• THE TASK
Tally the lines of the listing that contain the word "current", then give the total and nothing else.

• PROVIDED INFORMATION
▬▬▬▬▬▬

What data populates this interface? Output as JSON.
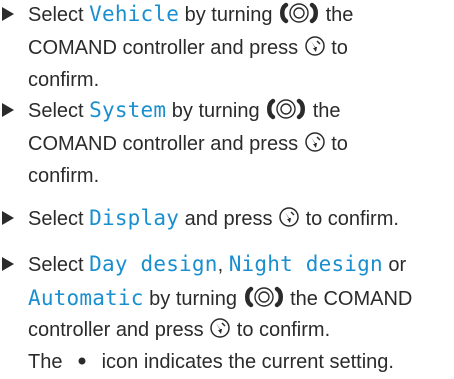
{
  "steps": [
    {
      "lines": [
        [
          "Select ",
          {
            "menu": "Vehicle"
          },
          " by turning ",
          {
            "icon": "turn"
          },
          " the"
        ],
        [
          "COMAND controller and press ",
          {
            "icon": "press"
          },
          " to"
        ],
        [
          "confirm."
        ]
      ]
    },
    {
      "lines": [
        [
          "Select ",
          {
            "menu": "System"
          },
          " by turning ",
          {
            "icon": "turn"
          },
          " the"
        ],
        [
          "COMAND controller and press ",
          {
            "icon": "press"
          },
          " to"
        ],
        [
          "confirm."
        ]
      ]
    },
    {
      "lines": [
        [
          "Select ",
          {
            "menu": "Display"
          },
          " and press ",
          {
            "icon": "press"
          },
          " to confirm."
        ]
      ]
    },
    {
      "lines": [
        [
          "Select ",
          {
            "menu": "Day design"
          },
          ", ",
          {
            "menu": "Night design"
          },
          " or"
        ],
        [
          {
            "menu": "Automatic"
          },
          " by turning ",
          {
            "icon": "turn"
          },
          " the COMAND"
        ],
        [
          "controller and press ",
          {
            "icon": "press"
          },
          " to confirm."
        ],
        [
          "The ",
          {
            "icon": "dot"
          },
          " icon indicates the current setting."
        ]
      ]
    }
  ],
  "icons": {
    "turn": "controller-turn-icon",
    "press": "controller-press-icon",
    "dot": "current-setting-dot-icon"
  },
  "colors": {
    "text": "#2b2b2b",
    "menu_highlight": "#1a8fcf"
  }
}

▬▬▬▬▬▬

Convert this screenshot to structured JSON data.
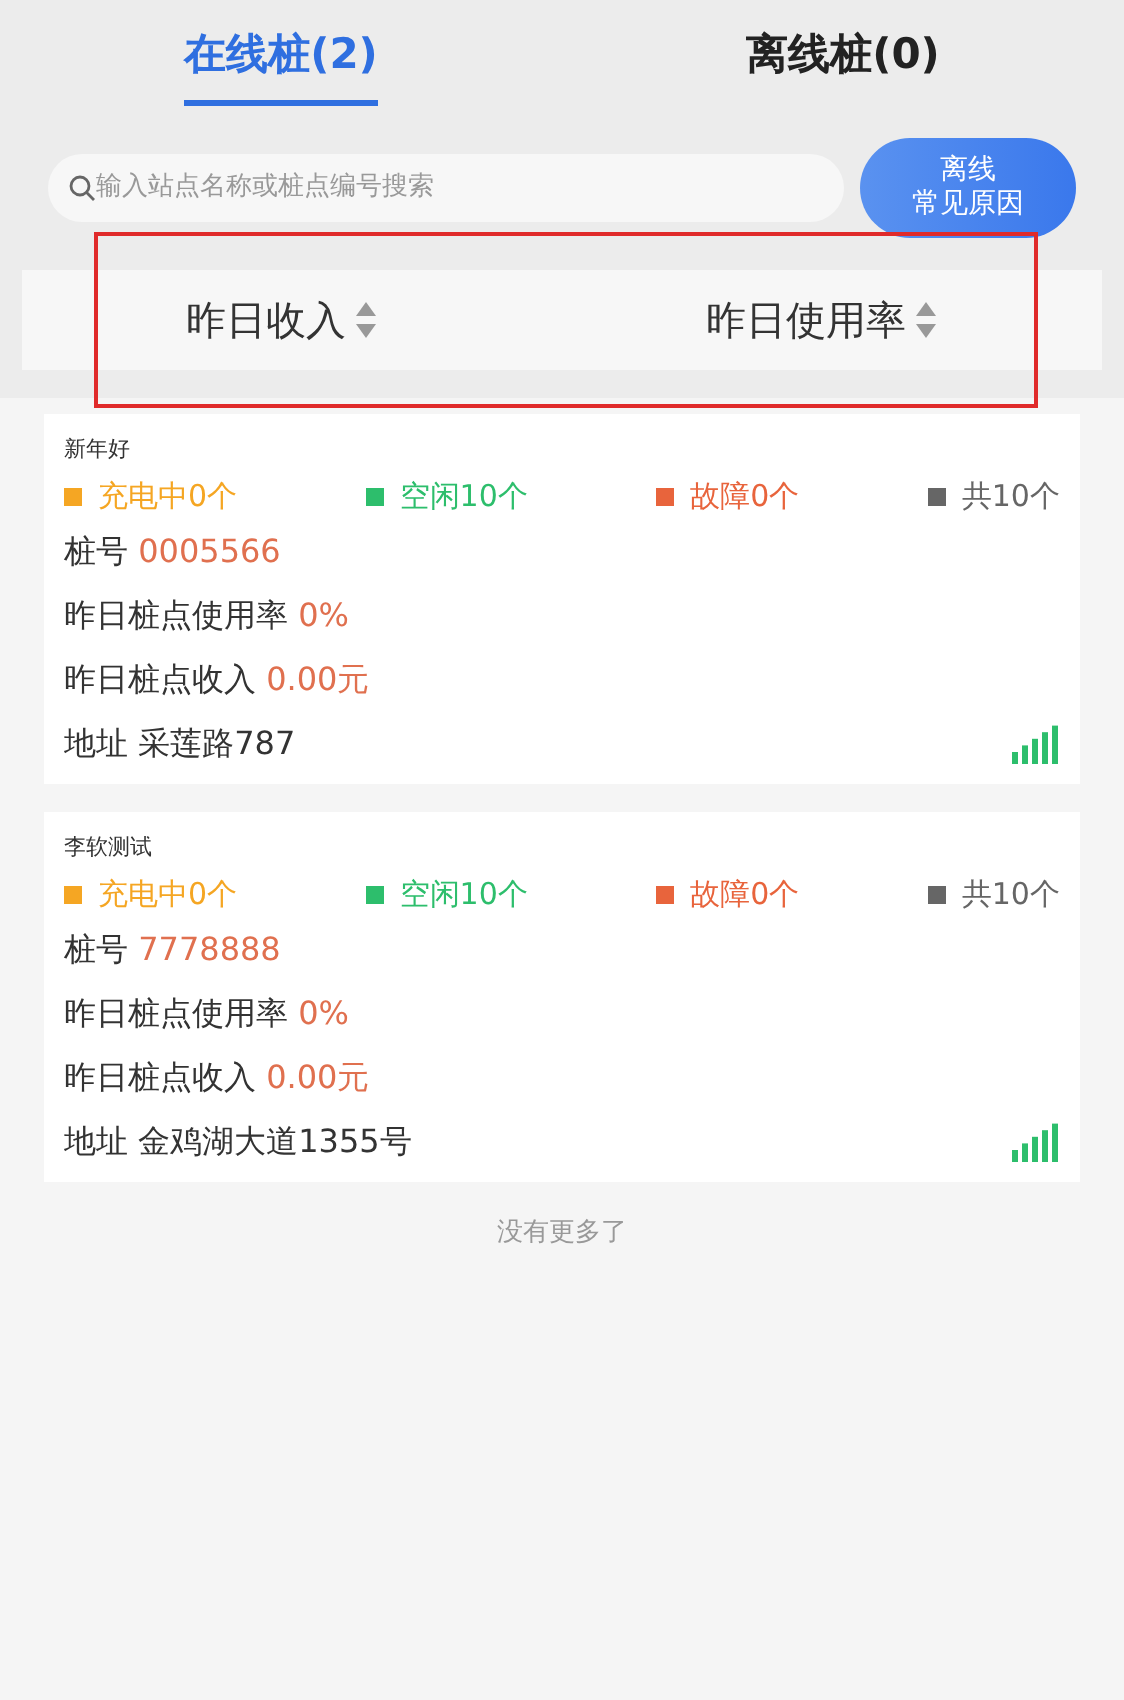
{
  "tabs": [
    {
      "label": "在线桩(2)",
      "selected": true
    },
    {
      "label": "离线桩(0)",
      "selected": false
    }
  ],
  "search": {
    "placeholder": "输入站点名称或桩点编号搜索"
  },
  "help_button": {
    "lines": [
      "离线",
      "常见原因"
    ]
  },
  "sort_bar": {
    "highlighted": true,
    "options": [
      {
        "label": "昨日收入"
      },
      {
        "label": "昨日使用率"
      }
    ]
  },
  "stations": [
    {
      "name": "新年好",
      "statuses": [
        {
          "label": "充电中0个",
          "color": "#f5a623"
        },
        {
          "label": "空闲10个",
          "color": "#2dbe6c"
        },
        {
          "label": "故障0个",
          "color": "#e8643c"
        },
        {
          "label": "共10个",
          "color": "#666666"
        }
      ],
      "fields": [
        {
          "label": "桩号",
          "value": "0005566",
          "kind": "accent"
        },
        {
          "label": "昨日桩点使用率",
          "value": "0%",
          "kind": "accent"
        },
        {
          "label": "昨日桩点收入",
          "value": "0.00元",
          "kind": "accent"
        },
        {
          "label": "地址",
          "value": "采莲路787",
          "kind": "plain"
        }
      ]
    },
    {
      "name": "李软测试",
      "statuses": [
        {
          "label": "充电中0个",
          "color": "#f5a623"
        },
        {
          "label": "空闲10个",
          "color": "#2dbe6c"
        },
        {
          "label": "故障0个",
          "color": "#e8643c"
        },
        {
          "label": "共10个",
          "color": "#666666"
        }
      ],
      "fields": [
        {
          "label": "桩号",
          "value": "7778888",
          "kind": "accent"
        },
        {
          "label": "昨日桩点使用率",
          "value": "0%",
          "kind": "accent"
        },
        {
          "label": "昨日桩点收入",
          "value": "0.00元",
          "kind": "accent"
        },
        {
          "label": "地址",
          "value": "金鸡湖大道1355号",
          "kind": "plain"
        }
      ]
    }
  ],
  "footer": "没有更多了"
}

▬▬▬▬▬▬

• WRITTEN RESPONSE
2